_WHAT TO PRODUCE_. Copy out every line of the records where the string "limit" occurs.

_DATA SUPPLIED_.
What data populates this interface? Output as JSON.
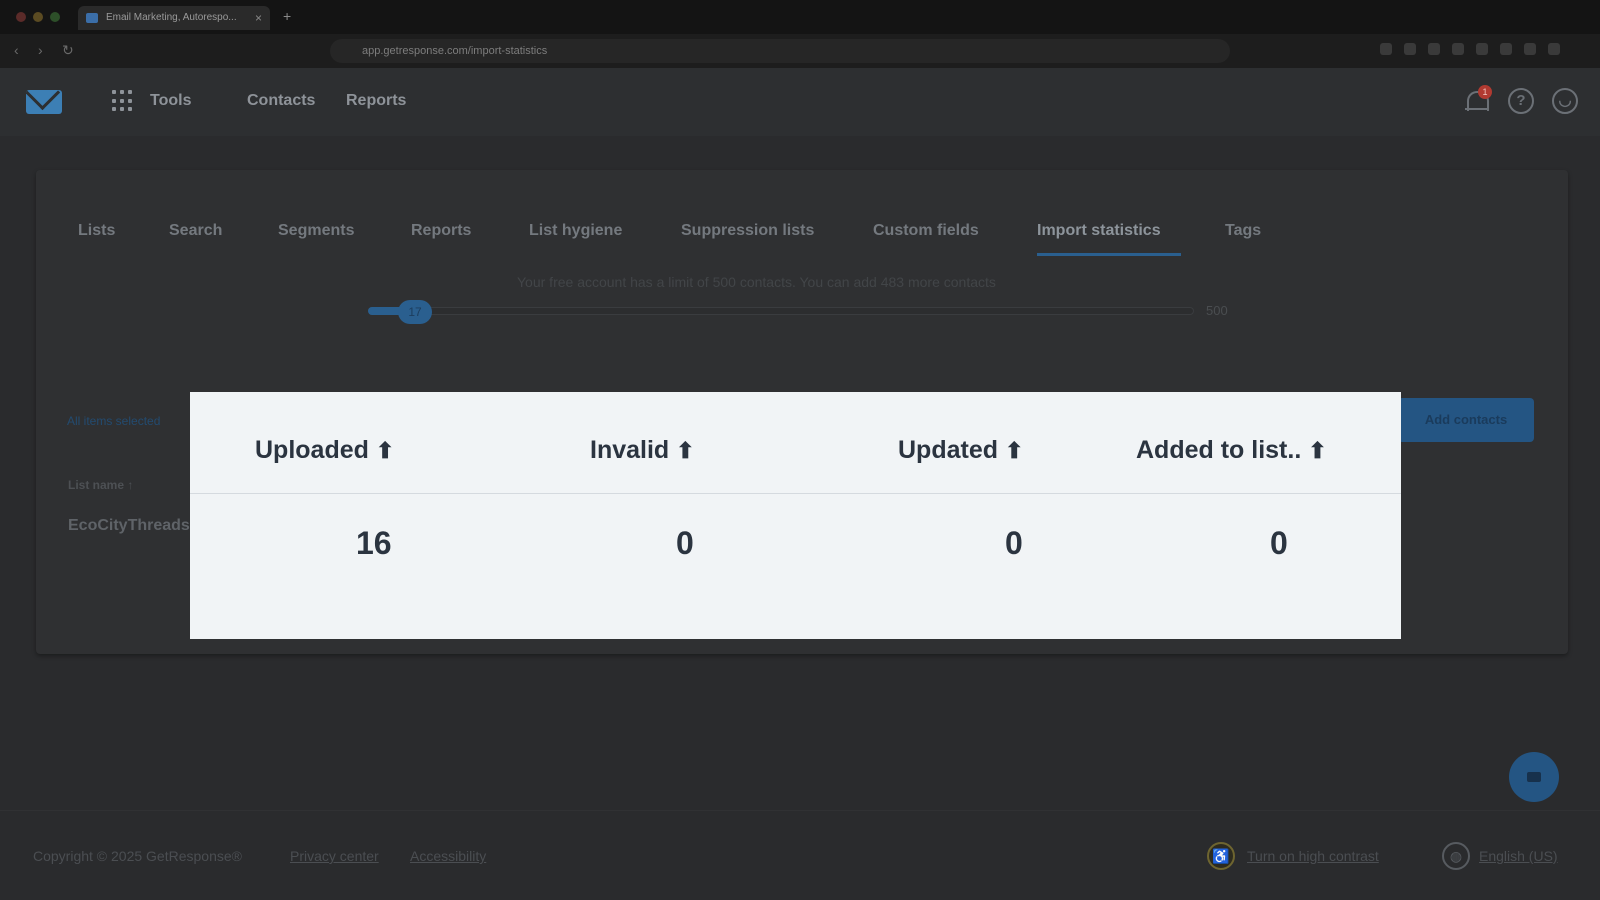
{
  "browser": {
    "tab_title": "Email Marketing, Autorespo...",
    "url": "app.getresponse.com/import-statistics",
    "tab_close": "×",
    "new_tab": "+",
    "back": "‹",
    "forward": "›",
    "reload": "↻"
  },
  "header": {
    "tools_label": "Tools",
    "contacts_label": "Contacts",
    "reports_label": "Reports",
    "notifications_count": "1",
    "help_glyph": "?",
    "account_glyph": "◡"
  },
  "tabs": [
    {
      "label": "Lists"
    },
    {
      "label": "Search"
    },
    {
      "label": "Segments"
    },
    {
      "label": "Reports"
    },
    {
      "label": "List hygiene"
    },
    {
      "label": "Suppression lists"
    },
    {
      "label": "Custom fields"
    },
    {
      "label": "Import statistics",
      "active": true
    },
    {
      "label": "Tags"
    }
  ],
  "limit": {
    "text": "Your free account has a limit of 500 contacts. You can add 483 more contacts",
    "current": "17",
    "max": "500",
    "fraction_used": 0.034
  },
  "table_bg": {
    "selection_text": "All items selected",
    "add_contacts_label": "Add contacts",
    "list_name_header": "List name ↑",
    "list_name_value": "EcoCityThreads"
  },
  "modal": {
    "columns": [
      {
        "header": "Uploaded",
        "value": "16"
      },
      {
        "header": "Invalid",
        "value": "0"
      },
      {
        "header": "Updated",
        "value": "0"
      },
      {
        "header": "Added to list..",
        "value": "0"
      }
    ],
    "sort_arrow": "⬆"
  },
  "footer": {
    "copyright": "Copyright © 2025 GetResponse®",
    "privacy": "Privacy center",
    "accessibility": "Accessibility",
    "high_contrast": "Turn on high contrast",
    "language": "English (US)",
    "access_glyph": "♿",
    "globe_glyph": "◍"
  },
  "colors": {
    "modal_bg": "#f1f4f6",
    "modal_text": "#2b3440",
    "accent": "#2a5f8f"
  }
}
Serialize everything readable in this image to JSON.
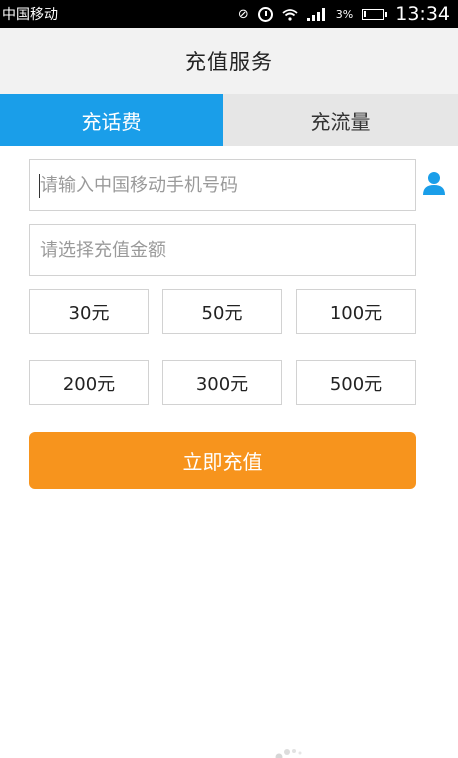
{
  "status_bar": {
    "carrier": "中国移动",
    "battery_percent": "3%",
    "time": "13:34"
  },
  "header": {
    "title": "充值服务"
  },
  "tabs": [
    {
      "label": "充话费",
      "active": true
    },
    {
      "label": "充流量",
      "active": false
    }
  ],
  "form": {
    "phone_placeholder": "请输入中国移动手机号码",
    "amount_placeholder": "请选择充值金额",
    "amounts": [
      "30元",
      "50元",
      "100元",
      "200元",
      "300元",
      "500元"
    ],
    "submit_label": "立即充值"
  },
  "icons": {
    "contact": "person-icon",
    "status": [
      "mute-icon",
      "alarm-icon",
      "wifi-icon",
      "signal-icon",
      "battery-icon"
    ]
  },
  "colors": {
    "accent_blue": "#1a9ee9",
    "submit_orange": "#f7941d",
    "tab_inactive": "#e6e6e6",
    "status_bar": "#000000"
  }
}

_RESPONSE_.
  "limit": {
    "text": "Your free account has a limit of 500 contacts. You can add 483 more contacts",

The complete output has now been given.